## Challenge
Set down the data below without change, skipping the pictures it holds.

(Stored entries)
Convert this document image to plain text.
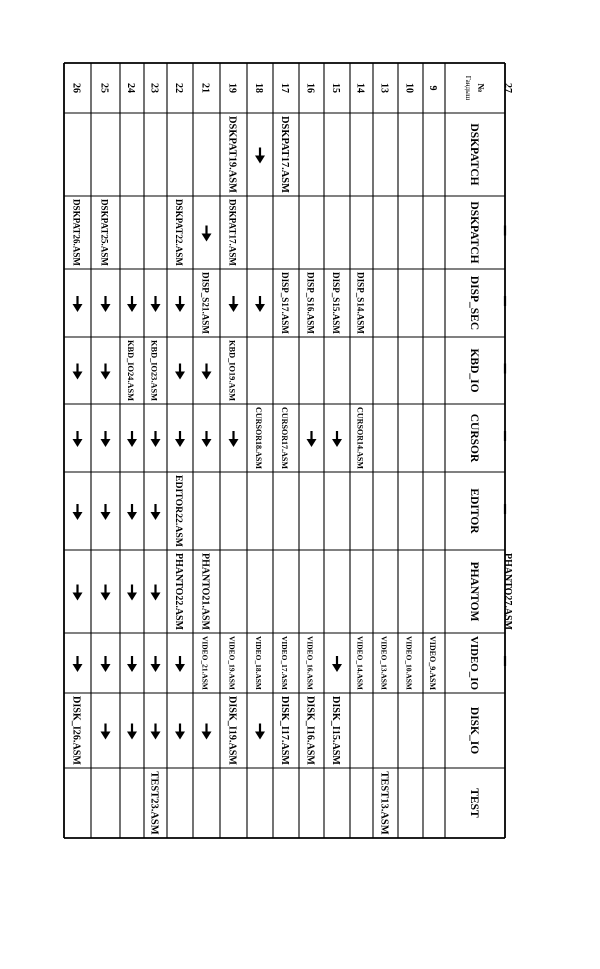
№
Гандыш
DSKPATCH
DSKPATCH
DISP_SEC
KBD_IO
CURSOR
EDITOR
PHANTOM
VIDEO_IO
DISK_IO
TEST
9
VIDEO_9.ASM
10
VIDEO_10.ASM
13
VIDEO_13.ASM
TEST13.ASM
14
DISP_S14.ASM
CURSOR14.ASM
VIDEO_14.ASM
15
DISP_S15.ASM
DISK_I15.ASM
16
DISP_S16.ASM
VIDEO_16.ASM
DISK_I16.ASM
17
DSKPAT17.ASM
DISP_S17.ASM
CURSOR17.ASM
VIDEO_17.ASM
DISK_I17.ASM
18
CURSOR18.ASM
VIDEO_18.ASM
19
DSKPAT19.ASM
DSKPAT17.ASM
KBD_IO19.ASM
VIDEO_19.ASM
DISK_I19.ASM
21
DISP_S21.ASM
PHANTO21.ASM
VIDEO_21.ASM
22
DSKPAT22.ASM
EDITOR22.ASM
PHANTO22.ASM
23
KBD_IO23.ASM
TEST23.ASM
24
KBD_IO24.ASM
25
DSKPAT25.ASM
26
DSKPAT26.ASM
DISK_I26.ASM
27
PHANTO27.ASM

## The reply
Convert this document image to plain text.
№
Гандыш
DSKPATCH
DSKPATCH
DISP_SEC
KBD_IO
CURSOR
EDITOR
PHANTOM
VIDEO_IO
DISK_IO
TEST
9
VIDEO_9.ASM
10
VIDEO_10.ASM
13
VIDEO_13.ASM
TEST13.ASM
14
DISP_S14.ASM
CURSOR14.ASM
VIDEO_14.ASM
15
DISP_S15.ASM
DISK_I15.ASM
16
DISP_S16.ASM
VIDEO_16.ASM
DISK_I16.ASM
17
DSKPAT17.ASM
DISP_S17.ASM
CURSOR17.ASM
VIDEO_17.ASM
DISK_I17.ASM
18
CURSOR18.ASM
VIDEO_18.ASM
19
DSKPAT19.ASM
DSKPAT17.ASM
KBD_IO19.ASM
VIDEO_19.ASM
DISK_I19.ASM
21
DISP_S21.ASM
PHANTO21.ASM
VIDEO_21.ASM
22
DSKPAT22.ASM
EDITOR22.ASM
PHANTO22.ASM
23
KBD_IO23.ASM
TEST23.ASM
24
KBD_IO24.ASM
25
DSKPAT25.ASM
26
DSKPAT26.ASM
DISK_I26.ASM
27
PHANTO27.ASM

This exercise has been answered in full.